#### TO BE DONE
Repeat each record exactly. Any picture gets left out.

#### RAW RECORDS
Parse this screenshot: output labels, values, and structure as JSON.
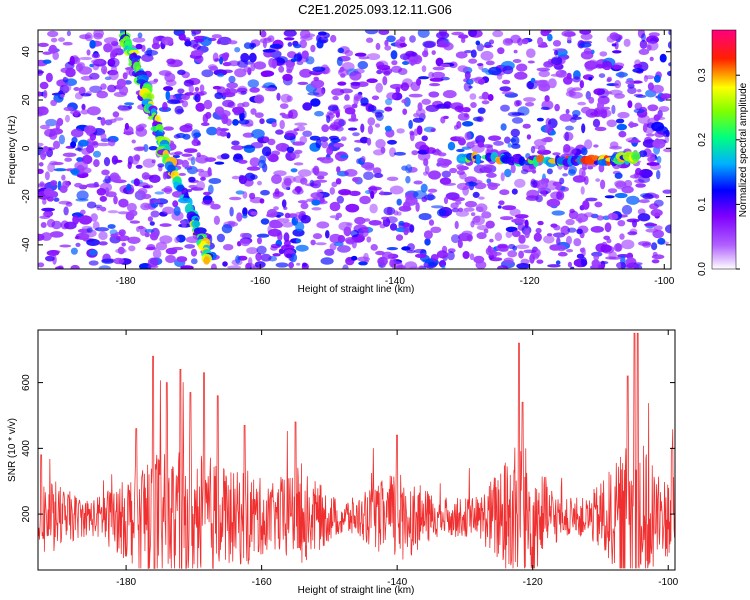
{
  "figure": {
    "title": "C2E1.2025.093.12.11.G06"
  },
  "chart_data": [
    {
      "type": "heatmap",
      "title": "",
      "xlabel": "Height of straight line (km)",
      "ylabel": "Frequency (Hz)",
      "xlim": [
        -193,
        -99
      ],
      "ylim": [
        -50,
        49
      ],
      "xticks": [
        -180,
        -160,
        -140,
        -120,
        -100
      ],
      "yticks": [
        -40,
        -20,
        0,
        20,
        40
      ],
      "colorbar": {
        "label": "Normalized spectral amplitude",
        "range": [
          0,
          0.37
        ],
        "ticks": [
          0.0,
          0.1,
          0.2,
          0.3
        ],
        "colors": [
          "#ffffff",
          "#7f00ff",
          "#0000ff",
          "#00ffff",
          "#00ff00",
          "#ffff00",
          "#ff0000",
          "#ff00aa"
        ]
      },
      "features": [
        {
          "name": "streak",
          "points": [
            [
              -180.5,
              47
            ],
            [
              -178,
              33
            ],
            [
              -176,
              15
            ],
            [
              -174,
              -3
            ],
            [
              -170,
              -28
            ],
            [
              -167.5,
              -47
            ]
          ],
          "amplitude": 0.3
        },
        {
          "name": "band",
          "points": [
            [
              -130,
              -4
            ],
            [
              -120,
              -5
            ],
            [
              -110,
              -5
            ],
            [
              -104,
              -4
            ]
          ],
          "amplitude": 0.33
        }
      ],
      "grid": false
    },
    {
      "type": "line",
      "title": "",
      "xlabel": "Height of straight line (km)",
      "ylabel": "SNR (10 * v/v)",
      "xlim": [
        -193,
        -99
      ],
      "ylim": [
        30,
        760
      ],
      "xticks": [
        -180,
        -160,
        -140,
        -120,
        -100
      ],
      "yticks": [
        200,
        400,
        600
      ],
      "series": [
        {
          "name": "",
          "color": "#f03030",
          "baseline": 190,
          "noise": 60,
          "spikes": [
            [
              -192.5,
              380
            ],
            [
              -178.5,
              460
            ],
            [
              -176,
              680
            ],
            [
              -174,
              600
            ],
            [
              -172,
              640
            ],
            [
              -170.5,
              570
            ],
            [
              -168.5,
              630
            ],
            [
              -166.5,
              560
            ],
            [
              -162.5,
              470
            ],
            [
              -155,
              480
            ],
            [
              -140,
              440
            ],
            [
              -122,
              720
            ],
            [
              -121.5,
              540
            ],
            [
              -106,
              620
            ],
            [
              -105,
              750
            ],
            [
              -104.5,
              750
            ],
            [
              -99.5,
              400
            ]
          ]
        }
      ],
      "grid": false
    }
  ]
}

#### TASK ANSWER
Parse this screenshot: output labels, values, and structure as JSON.
{
  "figure": {
    "title": "C2E1.2025.093.12.11.G06"
  },
  "chart_data": [
    {
      "type": "heatmap",
      "title": "",
      "xlabel": "Height of straight line (km)",
      "ylabel": "Frequency (Hz)",
      "xlim": [
        -193,
        -99
      ],
      "ylim": [
        -50,
        49
      ],
      "xticks": [
        -180,
        -160,
        -140,
        -120,
        -100
      ],
      "yticks": [
        -40,
        -20,
        0,
        20,
        40
      ],
      "colorbar": {
        "label": "Normalized spectral amplitude",
        "range": [
          0,
          0.37
        ],
        "ticks": [
          0.0,
          0.1,
          0.2,
          0.3
        ],
        "colors": [
          "#ffffff",
          "#7f00ff",
          "#0000ff",
          "#00ffff",
          "#00ff00",
          "#ffff00",
          "#ff0000",
          "#ff00aa"
        ]
      },
      "features": [
        {
          "name": "streak",
          "points": [
            [
              -180.5,
              47
            ],
            [
              -178,
              33
            ],
            [
              -176,
              15
            ],
            [
              -174,
              -3
            ],
            [
              -170,
              -28
            ],
            [
              -167.5,
              -47
            ]
          ],
          "amplitude": 0.3
        },
        {
          "name": "band",
          "points": [
            [
              -130,
              -4
            ],
            [
              -120,
              -5
            ],
            [
              -110,
              -5
            ],
            [
              -104,
              -4
            ]
          ],
          "amplitude": 0.33
        }
      ],
      "grid": false
    },
    {
      "type": "line",
      "title": "",
      "xlabel": "Height of straight line (km)",
      "ylabel": "SNR (10 * v/v)",
      "xlim": [
        -193,
        -99
      ],
      "ylim": [
        30,
        760
      ],
      "xticks": [
        -180,
        -160,
        -140,
        -120,
        -100
      ],
      "yticks": [
        200,
        400,
        600
      ],
      "series": [
        {
          "name": "",
          "color": "#f03030",
          "baseline": 190,
          "noise": 60,
          "spikes": [
            [
              -192.5,
              380
            ],
            [
              -178.5,
              460
            ],
            [
              -176,
              680
            ],
            [
              -174,
              600
            ],
            [
              -172,
              640
            ],
            [
              -170.5,
              570
            ],
            [
              -168.5,
              630
            ],
            [
              -166.5,
              560
            ],
            [
              -162.5,
              470
            ],
            [
              -155,
              480
            ],
            [
              -140,
              440
            ],
            [
              -122,
              720
            ],
            [
              -121.5,
              540
            ],
            [
              -106,
              620
            ],
            [
              -105,
              750
            ],
            [
              -104.5,
              750
            ],
            [
              -99.5,
              400
            ]
          ]
        }
      ],
      "grid": false
    }
  ]
}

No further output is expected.